■ Exercise:
Lay out every one of the lines below as a Markdown table with the columns Row and Text. Put the row number in Row and the line in Text, and leave out any blank lines.
──────── Recorded data ────────
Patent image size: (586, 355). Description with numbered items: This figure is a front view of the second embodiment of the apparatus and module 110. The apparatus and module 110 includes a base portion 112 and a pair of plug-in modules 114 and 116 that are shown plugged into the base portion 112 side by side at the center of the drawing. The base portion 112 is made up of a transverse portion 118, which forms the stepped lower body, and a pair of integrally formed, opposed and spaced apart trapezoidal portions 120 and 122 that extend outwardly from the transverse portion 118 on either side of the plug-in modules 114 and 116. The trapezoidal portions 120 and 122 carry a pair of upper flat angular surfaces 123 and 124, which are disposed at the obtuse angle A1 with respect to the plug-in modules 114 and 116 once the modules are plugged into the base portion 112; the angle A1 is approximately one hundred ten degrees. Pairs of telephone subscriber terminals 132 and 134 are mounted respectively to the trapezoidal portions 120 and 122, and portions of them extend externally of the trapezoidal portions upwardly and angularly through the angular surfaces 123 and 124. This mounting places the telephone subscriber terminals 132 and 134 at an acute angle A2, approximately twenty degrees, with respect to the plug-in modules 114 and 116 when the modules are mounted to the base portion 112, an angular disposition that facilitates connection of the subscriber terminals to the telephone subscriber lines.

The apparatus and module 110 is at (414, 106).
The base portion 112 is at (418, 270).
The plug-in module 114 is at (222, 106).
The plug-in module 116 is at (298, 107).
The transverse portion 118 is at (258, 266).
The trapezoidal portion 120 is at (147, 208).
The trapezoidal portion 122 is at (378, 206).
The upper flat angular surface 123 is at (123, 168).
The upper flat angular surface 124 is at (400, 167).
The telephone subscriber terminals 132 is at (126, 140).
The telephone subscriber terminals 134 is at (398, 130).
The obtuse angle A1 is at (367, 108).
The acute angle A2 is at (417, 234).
────────
■ Reply to the task:
| Row | Text |
|---|---|
| 1 | Patent image size: (586, 355). Description with numbered items: This figure is a front view of the second embodiment of the apparatus and module 110. The apparatus and module 110 includes a base portion 112 and a pair of plug-in modules 114 and 116 that are shown plugged into the base portion 112 side by side at the center of the drawing. The base portion 112 is made up of a transverse portion 118, which forms the stepped lower body, and a pair of integrally formed, opposed and spaced apart trapezoidal portions 120 and 122 that extend outwardly from the transverse portion 118 on either side of the plug-in modules 114 and 116. The trapezoidal portions 120 and 122 carry a pair of upper flat angular surfaces 123 and 124, which are disposed at the obtuse angle A1 with respect to the plug-in modules 114 and 116 once the modules are plugged into the base portion 112; the angle A1 is approximately one hundred ten degrees. Pairs of telephone subscriber terminals 132 and 134 are mounted respectively to the trapezoidal portions 120 and 122, and portions of them extend externally of the trapezoidal portions upwardly and angularly through the angular surfaces 123 and 124. This mounting places the telephone subscriber terminals 132 and 134 at an acute angle A2, approximately twenty degrees, with respect to the plug-in modules 114 and 116 when the modules are mounted to the base portion 112, an angular disposition that facilitates connection of the subscriber terminals to the telephone subscriber lines. |
| 2 | The apparatus and module 110 is at (414, 106). |
| 3 | The base portion 112 is at (418, 270). |
| 4 | The plug-in module 114 is at (222, 106). |
| 5 | The plug-in module 116 is at (298, 107). |
| 6 | The transverse portion 118 is at (258, 266). |
| 7 | The trapezoidal portion 120 is at (147, 208). |
| 8 | The trapezoidal portion 122 is at (378, 206). |
| 9 | The upper flat angular surface 123 is at (123, 168). |
| 10 | The upper flat angular surface 124 is at (400, 167). |
| 11 | The telephone subscriber terminals 132 is at (126, 140). |
| 12 | The telephone subscriber terminals 134 is at (398, 130). |
| 13 | The obtuse angle A1 is at (367, 108). |
| 14 | The acute angle A2 is at (417, 234). |